● JOB
Can you put every line of all the records below into a JSON list of strings, one string per line, with blank lines and the pictures left out?

● LISTED RECORDS
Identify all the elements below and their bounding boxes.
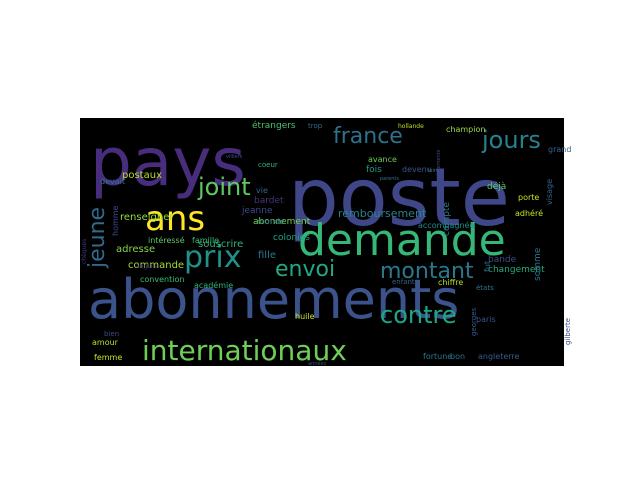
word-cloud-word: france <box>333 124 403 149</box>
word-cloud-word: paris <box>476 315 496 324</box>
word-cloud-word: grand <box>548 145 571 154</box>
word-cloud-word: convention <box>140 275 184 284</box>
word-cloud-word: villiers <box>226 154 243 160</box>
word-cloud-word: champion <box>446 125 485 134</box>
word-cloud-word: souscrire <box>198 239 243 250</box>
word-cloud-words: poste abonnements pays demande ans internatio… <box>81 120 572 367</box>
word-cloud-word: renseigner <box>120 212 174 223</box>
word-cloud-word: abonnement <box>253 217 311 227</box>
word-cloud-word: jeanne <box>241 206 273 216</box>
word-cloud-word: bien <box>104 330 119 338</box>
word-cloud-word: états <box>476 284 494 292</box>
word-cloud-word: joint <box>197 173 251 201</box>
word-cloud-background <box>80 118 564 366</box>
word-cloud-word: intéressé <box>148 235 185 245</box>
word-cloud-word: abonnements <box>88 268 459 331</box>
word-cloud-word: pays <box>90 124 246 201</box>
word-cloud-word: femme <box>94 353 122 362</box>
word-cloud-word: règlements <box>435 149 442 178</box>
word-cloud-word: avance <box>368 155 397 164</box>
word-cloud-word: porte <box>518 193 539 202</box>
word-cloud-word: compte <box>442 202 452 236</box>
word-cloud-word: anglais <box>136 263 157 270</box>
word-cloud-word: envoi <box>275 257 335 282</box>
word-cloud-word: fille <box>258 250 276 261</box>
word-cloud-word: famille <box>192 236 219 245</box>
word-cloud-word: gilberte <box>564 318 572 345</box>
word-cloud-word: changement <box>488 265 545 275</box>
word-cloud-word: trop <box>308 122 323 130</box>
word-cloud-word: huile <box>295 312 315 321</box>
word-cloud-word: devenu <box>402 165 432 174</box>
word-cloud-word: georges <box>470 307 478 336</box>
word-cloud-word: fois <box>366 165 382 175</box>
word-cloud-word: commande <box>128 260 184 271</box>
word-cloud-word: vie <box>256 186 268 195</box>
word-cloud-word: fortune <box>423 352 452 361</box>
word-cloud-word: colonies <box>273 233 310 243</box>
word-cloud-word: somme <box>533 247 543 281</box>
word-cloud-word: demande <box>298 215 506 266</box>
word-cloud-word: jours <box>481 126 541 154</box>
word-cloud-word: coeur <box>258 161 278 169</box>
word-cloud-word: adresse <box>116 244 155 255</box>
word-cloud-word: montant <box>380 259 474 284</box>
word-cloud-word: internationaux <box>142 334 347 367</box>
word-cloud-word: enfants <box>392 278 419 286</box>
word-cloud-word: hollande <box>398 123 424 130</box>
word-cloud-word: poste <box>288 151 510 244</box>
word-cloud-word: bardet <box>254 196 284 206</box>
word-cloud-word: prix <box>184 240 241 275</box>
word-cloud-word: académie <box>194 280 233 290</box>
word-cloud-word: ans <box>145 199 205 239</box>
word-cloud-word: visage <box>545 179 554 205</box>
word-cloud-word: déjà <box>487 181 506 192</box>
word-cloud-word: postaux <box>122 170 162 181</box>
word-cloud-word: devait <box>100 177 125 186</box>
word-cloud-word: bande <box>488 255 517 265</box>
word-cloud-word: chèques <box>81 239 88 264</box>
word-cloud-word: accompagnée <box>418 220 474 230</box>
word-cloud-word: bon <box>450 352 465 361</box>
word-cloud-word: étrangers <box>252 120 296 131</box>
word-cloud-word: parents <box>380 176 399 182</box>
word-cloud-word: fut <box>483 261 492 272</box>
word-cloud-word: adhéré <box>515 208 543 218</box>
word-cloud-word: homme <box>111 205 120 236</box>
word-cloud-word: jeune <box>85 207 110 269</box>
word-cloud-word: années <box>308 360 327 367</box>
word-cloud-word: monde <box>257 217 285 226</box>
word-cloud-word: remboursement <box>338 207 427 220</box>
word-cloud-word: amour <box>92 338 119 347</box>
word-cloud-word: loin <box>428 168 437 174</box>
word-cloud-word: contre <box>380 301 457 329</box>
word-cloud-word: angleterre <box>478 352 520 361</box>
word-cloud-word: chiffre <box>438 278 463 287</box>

● CORRECT RESPONSE
[
  "Identify all the elements below and their bounding boxes.",
  "word-cloud-word: france <box>333 124 403 149</box>",
  "word-cloud-word: paris <box>476 315 496 324</box>",
  "word-cloud-word: grand <box>548 145 571 154</box>",
  "word-cloud-word: convention <box>140 275 184 284</box>",
  "word-cloud-word: villiers <box>226 154 243 160</box>",
  "word-cloud-word: champion <box>446 125 485 134</box>",
  "word-cloud-word: souscrire <box>198 239 243 250</box>",
  "word-cloud-words: poste abonnements pays demande ans internatio… <box>81 120 572 367</box>",
  "word-cloud-word: renseigner <box>120 212 174 223</box>",
  "word-cloud-word: abonnement <box>253 217 311 227</box>",
  "word-cloud-word: jeanne <box>241 206 273 216</box>",
  "word-cloud-word: bien <box>104 330 119 338</box>",
  "word-cloud-word: états <box>476 284 494 292</box>",
  "word-cloud-word: joint <box>197 173 251 201</box>",
  "word-cloud-background <box>80 118 564 366</box>",
  "word-cloud-word: intéressé <box>148 235 185 245</box>",
  "word-cloud-word: abonnements <box>88 268 459 331</box>",
  "word-cloud-word: pays <box>90 124 246 201</box>",
  "word-cloud-word: femme <box>94 353 122 362</box>",
  "word-cloud-word: règlements <box>435 149 442 178</box>",
  "word-cloud-word: avance <box>368 155 397 164</box>",
  "word-cloud-word: porte <box>518 193 539 202</box>",
  "word-cloud-word: compte <box>442 202 452 236</box>",
  "word-cloud-word: anglais <box>136 263 157 270</box>",
  "word-cloud-word: envoi <box>275 257 335 282</box>",
  "word-cloud-word: fille <box>258 250 276 261</box>",
  "word-cloud-word: famille <box>192 236 219 245</box>",
  "word-cloud-word: gilberte <box>564 318 572 345</box>",
  "word-cloud-word: changement <box>488 265 545 275</box>",
  "word-cloud-word: trop <box>308 122 323 130</box>",
  "word-cloud-word: huile <box>295 312 315 321</box>",
  "word-cloud-word: devenu <box>402 165 432 174</box>",
  "word-cloud-word: georges <box>470 307 478 336</box>",
  "word-cloud-word: fois <box>366 165 382 175</box>",
  "word-cloud-word: commande <box>128 260 184 271</box>",
  "word-cloud-word: vie <box>256 186 268 195</box>",
  "word-cloud-word: fortune <box>423 352 452 361</box>",
  "word-cloud-word: colonies <box>273 233 310 243</box>",
  "word-cloud-word: somme <box>533 247 543 281</box>",
  "word-cloud-word: demande <box>298 215 506 266</box>",
  "word-cloud-word: jours <box>481 126 541 154</box>",
  "word-cloud-word: coeur <box>258 161 278 169</box>",
  "word-cloud-word: adresse <box>116 244 155 255</box>",
  "word-cloud-word: montant <box>380 259 474 284</box>",
  "word-cloud-word: internationaux <box>142 334 347 367</box>",
  "word-cloud-word: enfants <box>392 278 419 286</box>",
  "word-cloud-word: hollande <box>398 123 424 130</box>",
  "word-cloud-word: poste <box>288 151 510 244</box>",
  "word-cloud-word: bardet <box>254 196 284 206</box>",
  "word-cloud-word: prix <box>184 240 241 275</box>",
  "word-cloud-word: académie <box>194 280 233 290</box>",
  "word-cloud-word: ans <box>145 199 205 239</box>",
  "word-cloud-word: visage <box>545 179 554 205</box>",
  "word-cloud-word: déjà <box>487 181 506 192</box>",
  "word-cloud-word: postaux <box>122 170 162 181</box>",
  "word-cloud-word: devait <box>100 177 125 186</box>",
  "word-cloud-word: bande <box>488 255 517 265</box>",
  "word-cloud-word: chèques <box>81 239 88 264</box>",
  "word-cloud-word: accompagnée <box>418 220 474 230</box>",
  "word-cloud-word: bon <box>450 352 465 361</box>",
  "word-cloud-word: étrangers <box>252 120 296 131</box>",
  "word-cloud-word: parents <box>380 176 399 182</box>",
  "word-cloud-word: fut <box>483 261 492 272</box>",
  "word-cloud-word: adhéré <box>515 208 543 218</box>",
  "word-cloud-word: homme <box>111 205 120 236</box>",
  "word-cloud-word: jeune <box>85 207 110 269</box>",
  "word-cloud-word: années <box>308 360 327 367</box>",
  "word-cloud-word: monde <box>257 217 285 226</box>",
  "word-cloud-word: remboursement <box>338 207 427 220</box>",
  "word-cloud-word: amour <box>92 338 119 347</box>",
  "word-cloud-word: loin <box>428 168 437 174</box>",
  "word-cloud-word: contre <box>380 301 457 329</box>",
  "word-cloud-word: angleterre <box>478 352 520 361</box>",
  "word-cloud-word: chiffre <box>438 278 463 287</box>"
]